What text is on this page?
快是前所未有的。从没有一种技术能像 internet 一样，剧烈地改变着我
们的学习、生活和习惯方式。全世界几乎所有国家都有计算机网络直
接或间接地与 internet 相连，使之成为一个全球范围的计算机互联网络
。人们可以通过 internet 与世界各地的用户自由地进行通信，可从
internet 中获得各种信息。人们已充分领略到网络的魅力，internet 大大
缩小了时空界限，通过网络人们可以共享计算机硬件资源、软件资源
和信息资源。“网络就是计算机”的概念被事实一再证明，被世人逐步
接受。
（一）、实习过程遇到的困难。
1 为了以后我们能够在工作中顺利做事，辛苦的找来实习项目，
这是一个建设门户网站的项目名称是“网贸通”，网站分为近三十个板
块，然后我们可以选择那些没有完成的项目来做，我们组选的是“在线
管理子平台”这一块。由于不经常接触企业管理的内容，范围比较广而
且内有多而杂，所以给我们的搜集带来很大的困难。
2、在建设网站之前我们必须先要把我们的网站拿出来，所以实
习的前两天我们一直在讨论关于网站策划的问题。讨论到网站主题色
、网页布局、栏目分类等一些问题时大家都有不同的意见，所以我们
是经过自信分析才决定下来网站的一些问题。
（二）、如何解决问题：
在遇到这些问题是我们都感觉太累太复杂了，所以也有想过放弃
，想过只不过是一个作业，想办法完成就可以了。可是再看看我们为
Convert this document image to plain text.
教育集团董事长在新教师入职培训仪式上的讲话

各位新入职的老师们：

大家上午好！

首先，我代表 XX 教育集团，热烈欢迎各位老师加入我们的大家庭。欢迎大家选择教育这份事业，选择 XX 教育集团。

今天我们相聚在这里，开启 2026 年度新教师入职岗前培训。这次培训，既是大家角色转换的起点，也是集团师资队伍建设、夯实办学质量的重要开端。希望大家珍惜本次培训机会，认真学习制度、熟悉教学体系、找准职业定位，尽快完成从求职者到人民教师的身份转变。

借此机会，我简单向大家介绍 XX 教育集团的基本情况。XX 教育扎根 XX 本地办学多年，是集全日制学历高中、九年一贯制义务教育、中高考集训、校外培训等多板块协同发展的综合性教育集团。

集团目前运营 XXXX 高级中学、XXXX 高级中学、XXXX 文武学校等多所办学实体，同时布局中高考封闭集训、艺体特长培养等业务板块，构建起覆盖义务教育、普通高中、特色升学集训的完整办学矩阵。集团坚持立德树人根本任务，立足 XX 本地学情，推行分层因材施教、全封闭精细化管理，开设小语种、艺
_ _ _ _ _ _ _
[Set task]:
Reproduce all of the entries word for word.

[Answer to the exercise]:
What text is on this page?
快是前所未有的。从没有一种技术能像 internet 一样，剧烈地改变着我
们的学习、生活和习惯方式。全世界几乎所有国家都有计算机网络直
接或间接地与 internet 相连，使之成为一个全球范围的计算机互联网络
。人们可以通过 internet 与世界各地的用户自由地进行通信，可从
internet 中获得各种信息。人们已充分领略到网络的魅力，internet 大大
缩小了时空界限，通过网络人们可以共享计算机硬件资源、软件资源
和信息资源。“网络就是计算机”的概念被事实一再证明，被世人逐步
接受。
（一）、实习过程遇到的困难。
1 为了以后我们能够在工作中顺利做事，辛苦的找来实习项目，
这是一个建设门户网站的项目名称是“网贸通”，网站分为近三十个板
块，然后我们可以选择那些没有完成的项目来做，我们组选的是“在线
管理子平台”这一块。由于不经常接触企业管理的内容，范围比较广而
且内有多而杂，所以给我们的搜集带来很大的困难。
2、在建设网站之前我们必须先要把我们的网站拿出来，所以实
习的前两天我们一直在讨论关于网站策划的问题。讨论到网站主题色
、网页布局、栏目分类等一些问题时大家都有不同的意见，所以我们
是经过自信分析才决定下来网站的一些问题。
（二）、如何解决问题：
在遇到这些问题是我们都感觉太累太复杂了，所以也有想过放弃
，想过只不过是一个作业，想办法完成就可以了。可是再看看我们为
Convert this document image to plain text.
教育集团董事长在新教师入职培训仪式上的讲话

各位新入职的老师们：

大家上午好！

首先，我代表 XX 教育集团，热烈欢迎各位老师加入我们的大家庭。欢迎大家选择教育这份事业，选择 XX 教育集团。

今天我们相聚在这里，开启 2026 年度新教师入职岗前培训。这次培训，既是大家角色转换的起点，也是集团师资队伍建设、夯实办学质量的重要开端。希望大家珍惜本次培训机会，认真学习制度、熟悉教学体系、找准职业定位，尽快完成从求职者到人民教师的身份转变。

借此机会，我简单向大家介绍 XX 教育集团的基本情况。XX 教育扎根 XX 本地办学多年，是集全日制学历高中、九年一贯制义务教育、中高考集训、校外培训等多板块协同发展的综合性教育集团。

集团目前运营 XXXX 高级中学、XXXX 高级中学、XXXX 文武学校等多所办学实体，同时布局中高考封闭集训、艺体特长培养等业务板块，构建起覆盖义务教育、普通高中、特色升学集训的完整办学矩阵。集团坚持立德树人根本任务，立足 XX 本地学情，推行分层因材施教、全封闭精细化管理，开设小语种、艺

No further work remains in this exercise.